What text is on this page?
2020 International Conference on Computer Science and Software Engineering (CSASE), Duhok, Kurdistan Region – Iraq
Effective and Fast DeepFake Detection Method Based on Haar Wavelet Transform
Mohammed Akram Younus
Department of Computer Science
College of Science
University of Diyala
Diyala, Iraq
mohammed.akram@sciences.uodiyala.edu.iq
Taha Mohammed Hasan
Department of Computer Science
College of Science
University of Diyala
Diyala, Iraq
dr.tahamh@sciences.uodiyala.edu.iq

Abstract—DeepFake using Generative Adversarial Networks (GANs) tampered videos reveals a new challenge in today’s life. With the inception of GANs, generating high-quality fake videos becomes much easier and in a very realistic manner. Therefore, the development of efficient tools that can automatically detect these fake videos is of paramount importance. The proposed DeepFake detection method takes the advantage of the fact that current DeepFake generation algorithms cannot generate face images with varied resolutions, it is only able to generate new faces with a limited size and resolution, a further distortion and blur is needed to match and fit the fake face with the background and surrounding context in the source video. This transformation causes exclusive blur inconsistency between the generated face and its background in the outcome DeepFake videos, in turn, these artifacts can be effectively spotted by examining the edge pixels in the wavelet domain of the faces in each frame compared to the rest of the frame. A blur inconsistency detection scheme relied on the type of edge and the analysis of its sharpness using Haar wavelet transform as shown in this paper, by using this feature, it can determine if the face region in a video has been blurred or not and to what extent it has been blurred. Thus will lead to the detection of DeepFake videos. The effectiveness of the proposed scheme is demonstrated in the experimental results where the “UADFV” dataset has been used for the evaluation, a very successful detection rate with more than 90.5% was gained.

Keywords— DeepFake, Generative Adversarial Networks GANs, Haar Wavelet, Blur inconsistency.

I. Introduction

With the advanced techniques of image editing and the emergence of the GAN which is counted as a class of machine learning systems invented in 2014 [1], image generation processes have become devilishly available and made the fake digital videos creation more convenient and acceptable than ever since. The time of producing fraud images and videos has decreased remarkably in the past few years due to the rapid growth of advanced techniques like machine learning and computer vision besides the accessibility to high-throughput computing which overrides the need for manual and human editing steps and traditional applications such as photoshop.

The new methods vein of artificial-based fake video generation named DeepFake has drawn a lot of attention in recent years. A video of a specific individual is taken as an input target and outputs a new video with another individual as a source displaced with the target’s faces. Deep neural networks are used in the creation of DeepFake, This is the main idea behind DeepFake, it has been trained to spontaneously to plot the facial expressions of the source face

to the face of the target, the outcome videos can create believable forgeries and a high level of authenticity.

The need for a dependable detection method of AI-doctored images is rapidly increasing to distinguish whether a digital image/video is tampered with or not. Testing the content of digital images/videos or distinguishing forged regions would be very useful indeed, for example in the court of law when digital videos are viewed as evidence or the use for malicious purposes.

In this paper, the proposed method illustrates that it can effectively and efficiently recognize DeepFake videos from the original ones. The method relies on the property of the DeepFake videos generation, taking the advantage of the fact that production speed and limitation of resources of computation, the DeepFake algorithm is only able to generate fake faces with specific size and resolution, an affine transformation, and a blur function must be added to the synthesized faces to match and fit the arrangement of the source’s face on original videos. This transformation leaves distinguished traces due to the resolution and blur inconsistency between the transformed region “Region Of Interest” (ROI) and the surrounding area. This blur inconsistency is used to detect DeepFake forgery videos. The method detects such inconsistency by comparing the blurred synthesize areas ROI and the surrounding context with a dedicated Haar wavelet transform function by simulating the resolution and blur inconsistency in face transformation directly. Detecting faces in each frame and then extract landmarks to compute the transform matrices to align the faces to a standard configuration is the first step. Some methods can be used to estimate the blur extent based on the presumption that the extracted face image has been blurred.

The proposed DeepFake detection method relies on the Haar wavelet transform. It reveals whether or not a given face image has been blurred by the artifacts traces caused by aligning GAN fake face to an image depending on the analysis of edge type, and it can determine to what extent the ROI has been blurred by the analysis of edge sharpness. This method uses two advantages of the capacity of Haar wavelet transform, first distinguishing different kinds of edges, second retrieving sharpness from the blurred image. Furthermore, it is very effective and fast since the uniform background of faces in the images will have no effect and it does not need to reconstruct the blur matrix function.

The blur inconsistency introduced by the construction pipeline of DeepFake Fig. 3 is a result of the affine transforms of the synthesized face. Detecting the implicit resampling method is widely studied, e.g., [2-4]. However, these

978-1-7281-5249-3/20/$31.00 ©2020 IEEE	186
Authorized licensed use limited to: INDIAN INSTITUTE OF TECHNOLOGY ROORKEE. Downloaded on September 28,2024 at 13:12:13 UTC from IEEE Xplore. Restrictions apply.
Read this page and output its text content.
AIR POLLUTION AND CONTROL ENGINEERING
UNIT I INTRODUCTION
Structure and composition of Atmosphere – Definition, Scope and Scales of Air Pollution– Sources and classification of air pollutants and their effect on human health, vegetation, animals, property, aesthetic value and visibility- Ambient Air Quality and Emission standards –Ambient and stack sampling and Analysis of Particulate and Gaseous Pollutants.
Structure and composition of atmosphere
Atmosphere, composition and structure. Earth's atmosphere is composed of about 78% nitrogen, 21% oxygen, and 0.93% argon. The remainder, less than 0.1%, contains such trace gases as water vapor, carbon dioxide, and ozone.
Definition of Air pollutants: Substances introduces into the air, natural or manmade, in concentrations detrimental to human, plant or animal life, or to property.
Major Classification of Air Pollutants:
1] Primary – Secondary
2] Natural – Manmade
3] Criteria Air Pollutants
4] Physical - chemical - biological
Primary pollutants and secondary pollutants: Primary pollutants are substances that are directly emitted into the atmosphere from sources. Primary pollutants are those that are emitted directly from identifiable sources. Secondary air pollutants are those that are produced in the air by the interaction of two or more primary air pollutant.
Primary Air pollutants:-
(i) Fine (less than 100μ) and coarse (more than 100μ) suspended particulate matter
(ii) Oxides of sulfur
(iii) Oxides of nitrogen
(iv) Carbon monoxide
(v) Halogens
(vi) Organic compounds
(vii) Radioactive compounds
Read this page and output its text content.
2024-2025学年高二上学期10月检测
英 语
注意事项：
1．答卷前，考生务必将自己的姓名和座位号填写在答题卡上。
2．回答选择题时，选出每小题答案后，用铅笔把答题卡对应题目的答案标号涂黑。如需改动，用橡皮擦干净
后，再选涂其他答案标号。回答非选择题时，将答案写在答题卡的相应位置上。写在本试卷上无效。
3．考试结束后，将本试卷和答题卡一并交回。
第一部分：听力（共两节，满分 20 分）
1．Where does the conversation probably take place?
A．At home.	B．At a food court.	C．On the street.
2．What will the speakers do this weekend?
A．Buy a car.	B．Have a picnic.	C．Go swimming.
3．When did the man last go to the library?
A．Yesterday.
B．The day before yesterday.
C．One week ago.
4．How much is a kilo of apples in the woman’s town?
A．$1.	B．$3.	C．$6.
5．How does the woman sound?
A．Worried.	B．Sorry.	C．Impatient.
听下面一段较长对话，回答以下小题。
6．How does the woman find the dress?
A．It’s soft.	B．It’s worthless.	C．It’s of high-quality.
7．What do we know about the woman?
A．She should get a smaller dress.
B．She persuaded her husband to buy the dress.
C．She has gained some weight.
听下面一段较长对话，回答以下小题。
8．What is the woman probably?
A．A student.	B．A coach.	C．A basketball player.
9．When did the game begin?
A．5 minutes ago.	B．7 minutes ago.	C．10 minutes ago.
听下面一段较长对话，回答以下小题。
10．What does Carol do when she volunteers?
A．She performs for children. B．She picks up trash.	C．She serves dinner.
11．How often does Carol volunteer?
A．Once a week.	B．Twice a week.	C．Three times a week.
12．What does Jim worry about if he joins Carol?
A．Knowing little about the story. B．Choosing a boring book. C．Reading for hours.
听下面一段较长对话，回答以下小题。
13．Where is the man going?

__JOB__: Reproduce the listing shown above in its entirety, exactly.

__FULL SOLUTION__:
What text is on this page?
2020 International Conference on Computer Science and Software Engineering (CSASE), Duhok, Kurdistan Region – Iraq
Effective and Fast DeepFake Detection Method Based on Haar Wavelet Transform
Mohammed Akram Younus
Department of Computer Science
College of Science
University of Diyala
Diyala, Iraq
mohammed.akram@sciences.uodiyala.edu.iq
Taha Mohammed Hasan
Department of Computer Science
College of Science
University of Diyala
Diyala, Iraq
dr.tahamh@sciences.uodiyala.edu.iq

Abstract—DeepFake using Generative Adversarial Networks (GANs) tampered videos reveals a new challenge in today’s life. With the inception of GANs, generating high-quality fake videos becomes much easier and in a very realistic manner. Therefore, the development of efficient tools that can automatically detect these fake videos is of paramount importance. The proposed DeepFake detection method takes the advantage of the fact that current DeepFake generation algorithms cannot generate face images with varied resolutions, it is only able to generate new faces with a limited size and resolution, a further distortion and blur is needed to match and fit the fake face with the background and surrounding context in the source video. This transformation causes exclusive blur inconsistency between the generated face and its background in the outcome DeepFake videos, in turn, these artifacts can be effectively spotted by examining the edge pixels in the wavelet domain of the faces in each frame compared to the rest of the frame. A blur inconsistency detection scheme relied on the type of edge and the analysis of its sharpness using Haar wavelet transform as shown in this paper, by using this feature, it can determine if the face region in a video has been blurred or not and to what extent it has been blurred. Thus will lead to the detection of DeepFake videos. The effectiveness of the proposed scheme is demonstrated in the experimental results where the “UADFV” dataset has been used for the evaluation, a very successful detection rate with more than 90.5% was gained.

Keywords— DeepFake, Generative Adversarial Networks GANs, Haar Wavelet, Blur inconsistency.

I. Introduction

With the advanced techniques of image editing and the emergence of the GAN which is counted as a class of machine learning systems invented in 2014 [1], image generation processes have become devilishly available and made the fake digital videos creation more convenient and acceptable than ever since. The time of producing fraud images and videos has decreased remarkably in the past few years due to the rapid growth of advanced techniques like machine learning and computer vision besides the accessibility to high-throughput computing which overrides the need for manual and human editing steps and traditional applications such as photoshop.

The new methods vein of artificial-based fake video generation named DeepFake has drawn a lot of attention in recent years. A video of a specific individual is taken as an input target and outputs a new video with another individual as a source displaced with the target’s faces. Deep neural networks are used in the creation of DeepFake, This is the main idea behind DeepFake, it has been trained to spontaneously to plot the facial expressions of the source face

to the face of the target, the outcome videos can create believable forgeries and a high level of authenticity.

The need for a dependable detection method of AI-doctored images is rapidly increasing to distinguish whether a digital image/video is tampered with or not. Testing the content of digital images/videos or distinguishing forged regions would be very useful indeed, for example in the court of law when digital videos are viewed as evidence or the use for malicious purposes.

In this paper, the proposed method illustrates that it can effectively and efficiently recognize DeepFake videos from the original ones. The method relies on the property of the DeepFake videos generation, taking the advantage of the fact that production speed and limitation of resources of computation, the DeepFake algorithm is only able to generate fake faces with specific size and resolution, an affine transformation, and a blur function must be added to the synthesized faces to match and fit the arrangement of the source’s face on original videos. This transformation leaves distinguished traces due to the resolution and blur inconsistency between the transformed region “Region Of Interest” (ROI) and the surrounding area. This blur inconsistency is used to detect DeepFake forgery videos. The method detects such inconsistency by comparing the blurred synthesize areas ROI and the surrounding context with a dedicated Haar wavelet transform function by simulating the resolution and blur inconsistency in face transformation directly. Detecting faces in each frame and then extract landmarks to compute the transform matrices to align the faces to a standard configuration is the first step. Some methods can be used to estimate the blur extent based on the presumption that the extracted face image has been blurred.

The proposed DeepFake detection method relies on the Haar wavelet transform. It reveals whether or not a given face image has been blurred by the artifacts traces caused by aligning GAN fake face to an image depending on the analysis of edge type, and it can determine to what extent the ROI has been blurred by the analysis of edge sharpness. This method uses two advantages of the capacity of Haar wavelet transform, first distinguishing different kinds of edges, second retrieving sharpness from the blurred image. Furthermore, it is very effective and fast since the uniform background of faces in the images will have no effect and it does not need to reconstruct the blur matrix function.

The blur inconsistency introduced by the construction pipeline of DeepFake Fig. 3 is a result of the affine transforms of the synthesized face. Detecting the implicit resampling method is widely studied, e.g., [2-4]. However, these

978-1-7281-5249-3/20/$31.00 ©2020 IEEE	186
Authorized licensed use limited to: INDIAN INSTITUTE OF TECHNOLOGY ROORKEE. Downloaded on September 28,2024 at 13:12:13 UTC from IEEE Xplore. Restrictions apply.
Read this page and output its text content.
AIR POLLUTION AND CONTROL ENGINEERING
UNIT I INTRODUCTION
Structure and composition of Atmosphere – Definition, Scope and Scales of Air Pollution– Sources and classification of air pollutants and their effect on human health, vegetation, animals, property, aesthetic value and visibility- Ambient Air Quality and Emission standards –Ambient and stack sampling and Analysis of Particulate and Gaseous Pollutants.
Structure and composition of atmosphere
Atmosphere, composition and structure. Earth's atmosphere is composed of about 78% nitrogen, 21% oxygen, and 0.93% argon. The remainder, less than 0.1%, contains such trace gases as water vapor, carbon dioxide, and ozone.
Definition of Air pollutants: Substances introduces into the air, natural or manmade, in concentrations detrimental to human, plant or animal life, or to property.
Major Classification of Air Pollutants:
1] Primary – Secondary
2] Natural – Manmade
3] Criteria Air Pollutants
4] Physical - chemical - biological
Primary pollutants and secondary pollutants: Primary pollutants are substances that are directly emitted into the atmosphere from sources. Primary pollutants are those that are emitted directly from identifiable sources. Secondary air pollutants are those that are produced in the air by the interaction of two or more primary air pollutant.
Primary Air pollutants:-
(i) Fine (less than 100μ) and coarse (more than 100μ) suspended particulate matter
(ii) Oxides of sulfur
(iii) Oxides of nitrogen
(iv) Carbon monoxide
(v) Halogens
(vi) Organic compounds
(vii) Radioactive compounds
Read this page and output its text content.
2024-2025学年高二上学期10月检测
英 语
注意事项：
1．答卷前，考生务必将自己的姓名和座位号填写在答题卡上。
2．回答选择题时，选出每小题答案后，用铅笔把答题卡对应题目的答案标号涂黑。如需改动，用橡皮擦干净
后，再选涂其他答案标号。回答非选择题时，将答案写在答题卡的相应位置上。写在本试卷上无效。
3．考试结束后，将本试卷和答题卡一并交回。
第一部分：听力（共两节，满分 20 分）
1．Where does the conversation probably take place?
A．At home.	B．At a food court.	C．On the street.
2．What will the speakers do this weekend?
A．Buy a car.	B．Have a picnic.	C．Go swimming.
3．When did the man last go to the library?
A．Yesterday.
B．The day before yesterday.
C．One week ago.
4．How much is a kilo of apples in the woman’s town?
A．$1.	B．$3.	C．$6.
5．How does the woman sound?
A．Worried.	B．Sorry.	C．Impatient.
听下面一段较长对话，回答以下小题。
6．How does the woman find the dress?
A．It’s soft.	B．It’s worthless.	C．It’s of high-quality.
7．What do we know about the woman?
A．She should get a smaller dress.
B．She persuaded her husband to buy the dress.
C．She has gained some weight.
听下面一段较长对话，回答以下小题。
8．What is the woman probably?
A．A student.	B．A coach.	C．A basketball player.
9．When did the game begin?
A．5 minutes ago.	B．7 minutes ago.	C．10 minutes ago.
听下面一段较长对话，回答以下小题。
10．What does Carol do when she volunteers?
A．She performs for children. B．She picks up trash.	C．She serves dinner.
11．How often does Carol volunteer?
A．Once a week.	B．Twice a week.	C．Three times a week.
12．What does Jim worry about if he joins Carol?
A．Knowing little about the story. B．Choosing a boring book. C．Reading for hours.
听下面一段较长对话，回答以下小题。
13．Where is the man going?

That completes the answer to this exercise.